### Task to complete
Pull out every line with the word "pour" from the entries below.

═════ Data provided

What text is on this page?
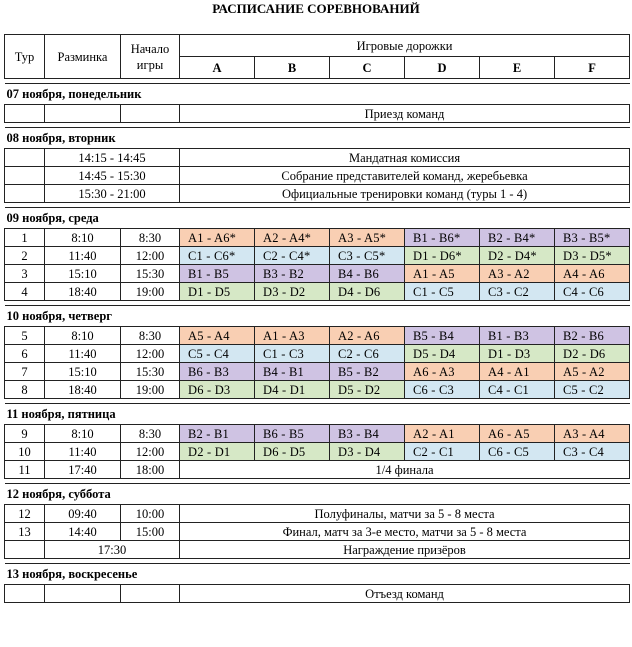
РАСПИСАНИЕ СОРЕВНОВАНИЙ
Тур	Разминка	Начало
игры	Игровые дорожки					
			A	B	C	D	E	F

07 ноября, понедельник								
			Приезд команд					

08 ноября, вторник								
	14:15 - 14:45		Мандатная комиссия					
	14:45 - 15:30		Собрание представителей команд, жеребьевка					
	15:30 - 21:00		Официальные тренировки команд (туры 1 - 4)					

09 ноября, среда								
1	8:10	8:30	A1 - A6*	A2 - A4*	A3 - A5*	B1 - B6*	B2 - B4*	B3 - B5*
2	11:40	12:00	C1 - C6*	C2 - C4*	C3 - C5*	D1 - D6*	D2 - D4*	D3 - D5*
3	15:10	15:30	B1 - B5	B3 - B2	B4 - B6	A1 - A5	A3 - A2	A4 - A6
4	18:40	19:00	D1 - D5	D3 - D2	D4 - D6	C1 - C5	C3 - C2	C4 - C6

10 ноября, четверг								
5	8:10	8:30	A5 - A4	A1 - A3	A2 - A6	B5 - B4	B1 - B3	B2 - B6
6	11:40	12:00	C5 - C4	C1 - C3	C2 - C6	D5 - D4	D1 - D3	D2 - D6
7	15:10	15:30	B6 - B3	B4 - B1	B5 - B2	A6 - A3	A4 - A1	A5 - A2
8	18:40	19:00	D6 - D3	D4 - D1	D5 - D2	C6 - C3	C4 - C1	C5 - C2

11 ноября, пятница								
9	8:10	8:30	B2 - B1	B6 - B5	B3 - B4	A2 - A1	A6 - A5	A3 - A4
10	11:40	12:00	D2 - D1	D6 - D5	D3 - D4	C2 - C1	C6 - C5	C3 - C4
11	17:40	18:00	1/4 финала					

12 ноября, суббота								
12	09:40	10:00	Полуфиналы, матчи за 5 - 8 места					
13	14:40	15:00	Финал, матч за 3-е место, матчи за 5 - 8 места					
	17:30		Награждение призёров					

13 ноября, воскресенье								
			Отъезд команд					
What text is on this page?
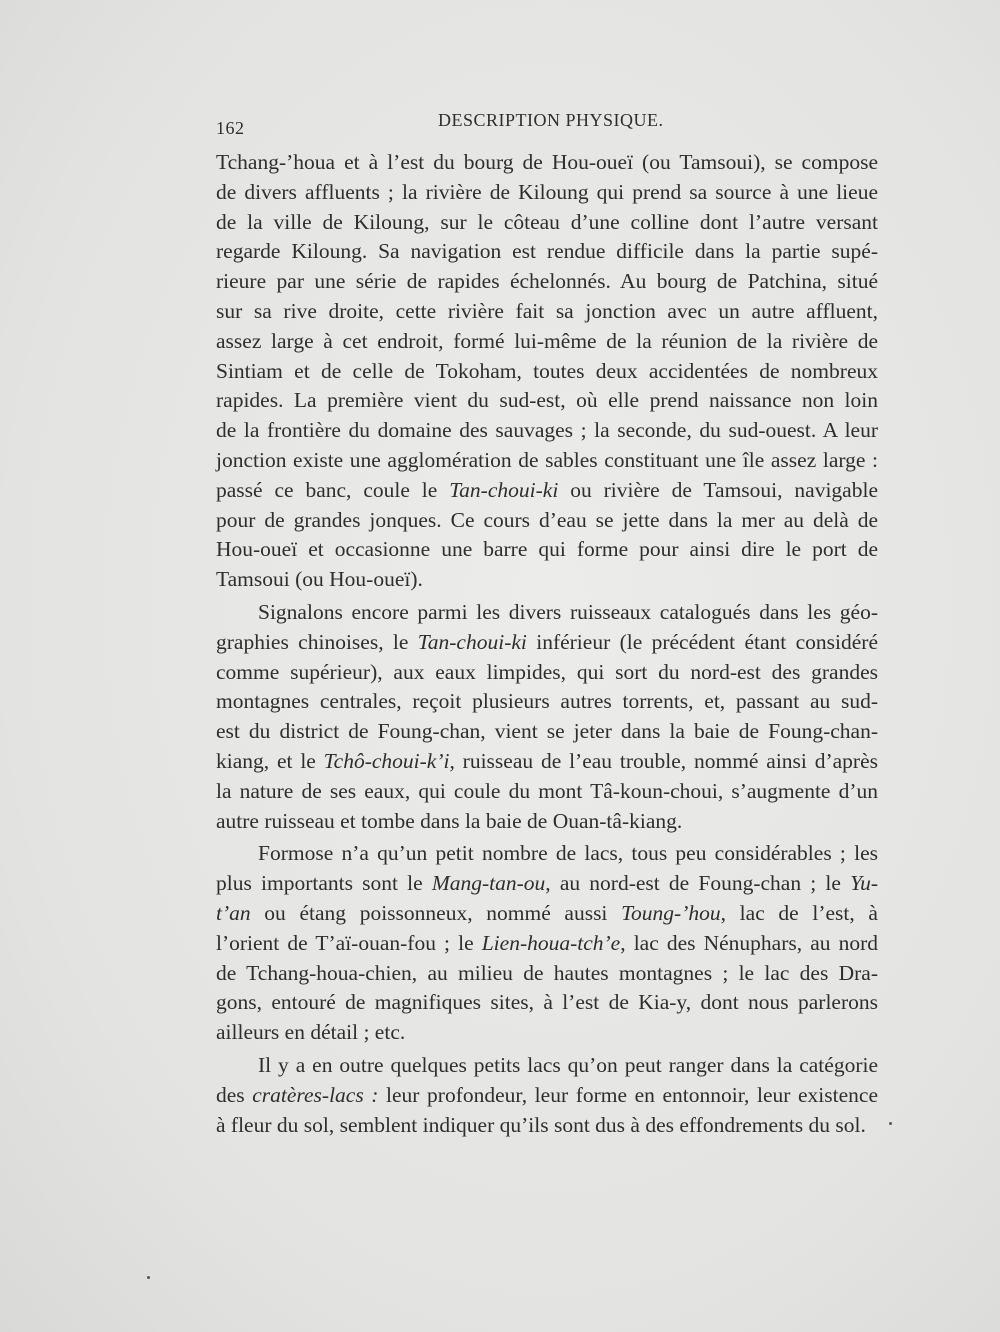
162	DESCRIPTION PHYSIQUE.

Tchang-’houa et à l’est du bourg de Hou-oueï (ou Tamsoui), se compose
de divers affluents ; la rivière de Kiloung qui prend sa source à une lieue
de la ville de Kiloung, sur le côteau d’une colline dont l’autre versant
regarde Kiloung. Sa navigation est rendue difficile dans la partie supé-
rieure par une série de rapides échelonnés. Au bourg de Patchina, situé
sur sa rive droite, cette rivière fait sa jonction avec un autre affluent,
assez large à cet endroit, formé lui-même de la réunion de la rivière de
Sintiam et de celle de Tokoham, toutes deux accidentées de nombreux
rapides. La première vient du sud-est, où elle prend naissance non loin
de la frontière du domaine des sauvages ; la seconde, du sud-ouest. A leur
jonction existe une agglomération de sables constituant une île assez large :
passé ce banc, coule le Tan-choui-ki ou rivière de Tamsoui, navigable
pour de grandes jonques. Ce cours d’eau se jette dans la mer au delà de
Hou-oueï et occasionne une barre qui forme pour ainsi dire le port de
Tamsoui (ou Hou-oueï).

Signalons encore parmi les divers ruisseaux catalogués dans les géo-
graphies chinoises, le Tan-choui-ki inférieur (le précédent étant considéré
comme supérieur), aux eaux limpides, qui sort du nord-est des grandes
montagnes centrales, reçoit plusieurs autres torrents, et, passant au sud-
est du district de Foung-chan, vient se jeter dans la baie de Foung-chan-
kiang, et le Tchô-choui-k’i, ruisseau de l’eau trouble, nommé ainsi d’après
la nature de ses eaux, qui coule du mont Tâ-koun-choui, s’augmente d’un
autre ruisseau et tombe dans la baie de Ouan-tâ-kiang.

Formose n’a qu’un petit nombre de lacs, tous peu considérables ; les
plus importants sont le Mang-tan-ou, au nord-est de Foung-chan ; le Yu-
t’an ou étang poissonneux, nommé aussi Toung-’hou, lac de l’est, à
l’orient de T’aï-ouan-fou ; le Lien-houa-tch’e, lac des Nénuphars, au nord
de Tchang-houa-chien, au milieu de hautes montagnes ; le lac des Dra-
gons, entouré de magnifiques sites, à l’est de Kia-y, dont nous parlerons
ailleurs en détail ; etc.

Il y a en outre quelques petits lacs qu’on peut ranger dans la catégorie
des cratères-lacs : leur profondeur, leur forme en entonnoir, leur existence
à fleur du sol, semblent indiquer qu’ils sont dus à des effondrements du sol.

══════════

### Expected answer
pour de grandes jonques. Ce cours d’eau se jette dans la mer au delà de
Hou-oueï et occasionne une barre qui forme pour ainsi dire le port de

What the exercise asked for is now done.